_DATA_

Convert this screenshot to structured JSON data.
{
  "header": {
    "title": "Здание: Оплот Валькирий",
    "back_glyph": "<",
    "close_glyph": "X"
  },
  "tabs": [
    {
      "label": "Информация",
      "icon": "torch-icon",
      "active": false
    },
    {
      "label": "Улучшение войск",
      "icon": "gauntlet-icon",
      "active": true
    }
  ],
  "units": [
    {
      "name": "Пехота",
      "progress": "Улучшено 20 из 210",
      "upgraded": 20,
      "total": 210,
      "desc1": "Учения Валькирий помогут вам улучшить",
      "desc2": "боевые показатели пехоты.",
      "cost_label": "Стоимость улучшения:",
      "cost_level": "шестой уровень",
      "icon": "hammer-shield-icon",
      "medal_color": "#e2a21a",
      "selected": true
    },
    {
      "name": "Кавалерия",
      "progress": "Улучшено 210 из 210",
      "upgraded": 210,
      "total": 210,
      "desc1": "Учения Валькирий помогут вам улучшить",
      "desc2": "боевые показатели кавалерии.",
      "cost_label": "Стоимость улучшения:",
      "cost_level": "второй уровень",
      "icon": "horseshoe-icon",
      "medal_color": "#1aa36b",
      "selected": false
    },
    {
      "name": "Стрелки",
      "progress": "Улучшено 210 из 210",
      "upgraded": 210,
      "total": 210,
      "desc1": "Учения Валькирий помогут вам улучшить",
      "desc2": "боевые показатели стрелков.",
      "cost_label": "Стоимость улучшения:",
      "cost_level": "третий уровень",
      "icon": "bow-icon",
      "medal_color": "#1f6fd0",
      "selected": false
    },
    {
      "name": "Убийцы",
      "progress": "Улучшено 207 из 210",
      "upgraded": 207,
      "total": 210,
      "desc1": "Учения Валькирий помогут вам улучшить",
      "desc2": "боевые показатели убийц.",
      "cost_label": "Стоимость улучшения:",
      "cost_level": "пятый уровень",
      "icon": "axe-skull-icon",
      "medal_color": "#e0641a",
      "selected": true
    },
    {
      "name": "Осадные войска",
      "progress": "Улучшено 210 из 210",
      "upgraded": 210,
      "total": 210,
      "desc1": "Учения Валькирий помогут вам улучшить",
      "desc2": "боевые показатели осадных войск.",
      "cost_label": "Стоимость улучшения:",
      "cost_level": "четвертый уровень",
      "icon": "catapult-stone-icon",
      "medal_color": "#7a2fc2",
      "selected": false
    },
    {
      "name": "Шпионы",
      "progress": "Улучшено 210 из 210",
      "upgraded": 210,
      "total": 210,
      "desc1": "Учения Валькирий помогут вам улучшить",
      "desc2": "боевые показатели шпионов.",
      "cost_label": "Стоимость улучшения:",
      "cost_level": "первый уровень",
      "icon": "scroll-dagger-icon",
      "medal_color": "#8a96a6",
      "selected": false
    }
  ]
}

_TASK TO COMPLETE_
How many lines in these entries hold the string "уровень"? Answer with the number alone.

_WRITTEN ANSWER_
6